MATERIAL PROVIDED:

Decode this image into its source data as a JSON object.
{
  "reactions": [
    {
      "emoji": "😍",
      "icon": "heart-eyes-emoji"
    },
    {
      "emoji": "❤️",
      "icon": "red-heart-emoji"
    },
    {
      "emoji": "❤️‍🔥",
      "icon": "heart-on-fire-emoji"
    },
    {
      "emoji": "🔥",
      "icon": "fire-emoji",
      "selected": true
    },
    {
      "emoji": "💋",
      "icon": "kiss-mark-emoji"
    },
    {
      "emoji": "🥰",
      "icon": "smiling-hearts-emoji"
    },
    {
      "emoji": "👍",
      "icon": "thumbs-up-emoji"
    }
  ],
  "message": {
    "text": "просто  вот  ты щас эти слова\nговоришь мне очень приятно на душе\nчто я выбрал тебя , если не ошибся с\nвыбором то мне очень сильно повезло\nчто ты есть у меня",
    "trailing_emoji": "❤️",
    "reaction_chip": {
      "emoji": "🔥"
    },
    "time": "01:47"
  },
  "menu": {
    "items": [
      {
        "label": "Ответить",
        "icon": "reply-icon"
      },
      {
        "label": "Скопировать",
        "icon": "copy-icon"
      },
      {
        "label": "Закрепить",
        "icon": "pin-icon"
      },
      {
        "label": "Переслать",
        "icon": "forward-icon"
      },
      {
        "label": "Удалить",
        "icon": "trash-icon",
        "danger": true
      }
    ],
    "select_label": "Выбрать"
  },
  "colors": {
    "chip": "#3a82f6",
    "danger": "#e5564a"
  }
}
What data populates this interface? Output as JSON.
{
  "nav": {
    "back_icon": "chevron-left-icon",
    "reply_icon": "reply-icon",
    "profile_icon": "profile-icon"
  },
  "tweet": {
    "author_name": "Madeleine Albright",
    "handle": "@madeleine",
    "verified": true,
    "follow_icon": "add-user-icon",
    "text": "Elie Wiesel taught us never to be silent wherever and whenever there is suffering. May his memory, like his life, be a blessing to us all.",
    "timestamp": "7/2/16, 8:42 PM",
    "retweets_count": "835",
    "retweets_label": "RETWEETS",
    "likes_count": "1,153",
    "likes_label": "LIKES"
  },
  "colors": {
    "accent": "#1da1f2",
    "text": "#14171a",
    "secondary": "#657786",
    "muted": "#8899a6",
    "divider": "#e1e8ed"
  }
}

DIRECTIVE:
Check all the records above and select each line where the string "this" is found.

COMPLETE OUTPUT:
Decode this image into its source data as a JSON object.
What data populates this interface? Output as JSON.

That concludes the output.